● **Exercise**:
Emit the entire listing verbatim.

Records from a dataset

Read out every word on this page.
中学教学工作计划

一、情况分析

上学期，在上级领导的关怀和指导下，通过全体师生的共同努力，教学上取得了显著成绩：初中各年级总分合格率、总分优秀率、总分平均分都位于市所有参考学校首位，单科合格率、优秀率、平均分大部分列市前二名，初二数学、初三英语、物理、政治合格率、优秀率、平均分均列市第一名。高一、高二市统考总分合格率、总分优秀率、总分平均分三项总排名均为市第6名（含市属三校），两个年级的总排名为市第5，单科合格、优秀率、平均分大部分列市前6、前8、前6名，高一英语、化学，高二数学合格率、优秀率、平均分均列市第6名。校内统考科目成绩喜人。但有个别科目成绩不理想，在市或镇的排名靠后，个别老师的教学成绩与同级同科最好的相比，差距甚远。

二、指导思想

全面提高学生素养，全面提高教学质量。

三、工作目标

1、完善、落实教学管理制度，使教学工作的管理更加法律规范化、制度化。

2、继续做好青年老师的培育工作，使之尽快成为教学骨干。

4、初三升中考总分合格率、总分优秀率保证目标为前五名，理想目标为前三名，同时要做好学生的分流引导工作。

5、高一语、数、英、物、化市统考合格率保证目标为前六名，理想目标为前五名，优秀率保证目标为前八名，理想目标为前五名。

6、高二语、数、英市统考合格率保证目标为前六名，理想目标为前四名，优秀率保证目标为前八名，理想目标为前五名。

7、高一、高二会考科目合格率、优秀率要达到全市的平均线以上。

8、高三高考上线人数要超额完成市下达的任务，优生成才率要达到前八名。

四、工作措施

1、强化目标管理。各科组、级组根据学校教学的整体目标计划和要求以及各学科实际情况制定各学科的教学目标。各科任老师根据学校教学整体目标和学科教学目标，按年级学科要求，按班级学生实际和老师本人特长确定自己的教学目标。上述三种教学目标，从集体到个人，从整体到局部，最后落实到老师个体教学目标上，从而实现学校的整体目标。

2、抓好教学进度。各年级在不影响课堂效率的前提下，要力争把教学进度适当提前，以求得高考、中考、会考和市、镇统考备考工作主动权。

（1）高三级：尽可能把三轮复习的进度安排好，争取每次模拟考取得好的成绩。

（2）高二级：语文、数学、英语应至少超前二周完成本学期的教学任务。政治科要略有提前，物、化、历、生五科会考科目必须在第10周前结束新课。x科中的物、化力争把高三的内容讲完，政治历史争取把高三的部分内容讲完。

● **Output for this task**:
Read out every word on this page.
中学教学工作计划

一、情况分析

上学期，在上级领导的关怀和指导下，通过全体师生的共同努力，教学上取得了显著成绩：初中各年级总分合格率、总分优秀率、总分平均分都位于市所有参考学校首位，单科合格率、优秀率、平均分大部分列市前二名，初二数学、初三英语、物理、政治合格率、优秀率、平均分均列市第一名。高一、高二市统考总分合格率、总分优秀率、总分平均分三项总排名均为市第6名（含市属三校），两个年级的总排名为市第5，单科合格、优秀率、平均分大部分列市前6、前8、前6名，高一英语、化学，高二数学合格率、优秀率、平均分均列市第6名。校内统考科目成绩喜人。但有个别科目成绩不理想，在市或镇的排名靠后，个别老师的教学成绩与同级同科最好的相比，差距甚远。

二、指导思想

全面提高学生素养，全面提高教学质量。

三、工作目标

1、完善、落实教学管理制度，使教学工作的管理更加法律规范化、制度化。

2、继续做好青年老师的培育工作，使之尽快成为教学骨干。

4、初三升中考总分合格率、总分优秀率保证目标为前五名，理想目标为前三名，同时要做好学生的分流引导工作。

5、高一语、数、英、物、化市统考合格率保证目标为前六名，理想目标为前五名，优秀率保证目标为前八名，理想目标为前五名。

6、高二语、数、英市统考合格率保证目标为前六名，理想目标为前四名，优秀率保证目标为前八名，理想目标为前五名。

7、高一、高二会考科目合格率、优秀率要达到全市的平均线以上。

8、高三高考上线人数要超额完成市下达的任务，优生成才率要达到前八名。

四、工作措施

1、强化目标管理。各科组、级组根据学校教学的整体目标计划和要求以及各学科实际情况制定各学科的教学目标。各科任老师根据学校教学整体目标和学科教学目标，按年级学科要求，按班级学生实际和老师本人特长确定自己的教学目标。上述三种教学目标，从集体到个人，从整体到局部，最后落实到老师个体教学目标上，从而实现学校的整体目标。

2、抓好教学进度。各年级在不影响课堂效率的前提下，要力争把教学进度适当提前，以求得高考、中考、会考和市、镇统考备考工作主动权。

（1）高三级：尽可能把三轮复习的进度安排好，争取每次模拟考取得好的成绩。

（2）高二级：语文、数学、英语应至少超前二周完成本学期的教学任务。政治科要略有提前，物、化、历、生五科会考科目必须在第10周前结束新课。x科中的物、化力争把高三的内容讲完，政治历史争取把高三的部分内容讲完。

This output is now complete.